## Task statement
Output each entry exactly; skip nothing.

>>>>

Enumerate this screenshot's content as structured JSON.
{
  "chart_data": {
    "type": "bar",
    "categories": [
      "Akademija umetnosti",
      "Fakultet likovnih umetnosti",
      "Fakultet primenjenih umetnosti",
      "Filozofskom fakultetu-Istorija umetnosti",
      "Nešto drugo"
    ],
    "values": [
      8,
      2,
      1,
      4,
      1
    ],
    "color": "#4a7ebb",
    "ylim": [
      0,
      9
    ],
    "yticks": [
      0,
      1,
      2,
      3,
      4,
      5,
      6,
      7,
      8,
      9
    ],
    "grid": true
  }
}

<<<<

## Task answer
Enumerate this screenshot's content as structured JSON.
{
  "chart_data": {
    "type": "bar",
    "categories": [
      "Akademija umetnosti",
      "Fakultet likovnih umetnosti",
      "Fakultet primenjenih umetnosti",
      "Filozofskom fakultetu-Istorija umetnosti",
      "Nešto drugo"
    ],
    "values": [
      8,
      2,
      1,
      4,
      1
    ],
    "color": "#4a7ebb",
    "ylim": [
      0,
      9
    ],
    "yticks": [
      0,
      1,
      2,
      3,
      4,
      5,
      6,
      7,
      8,
      9
    ],
    "grid": true
  }
}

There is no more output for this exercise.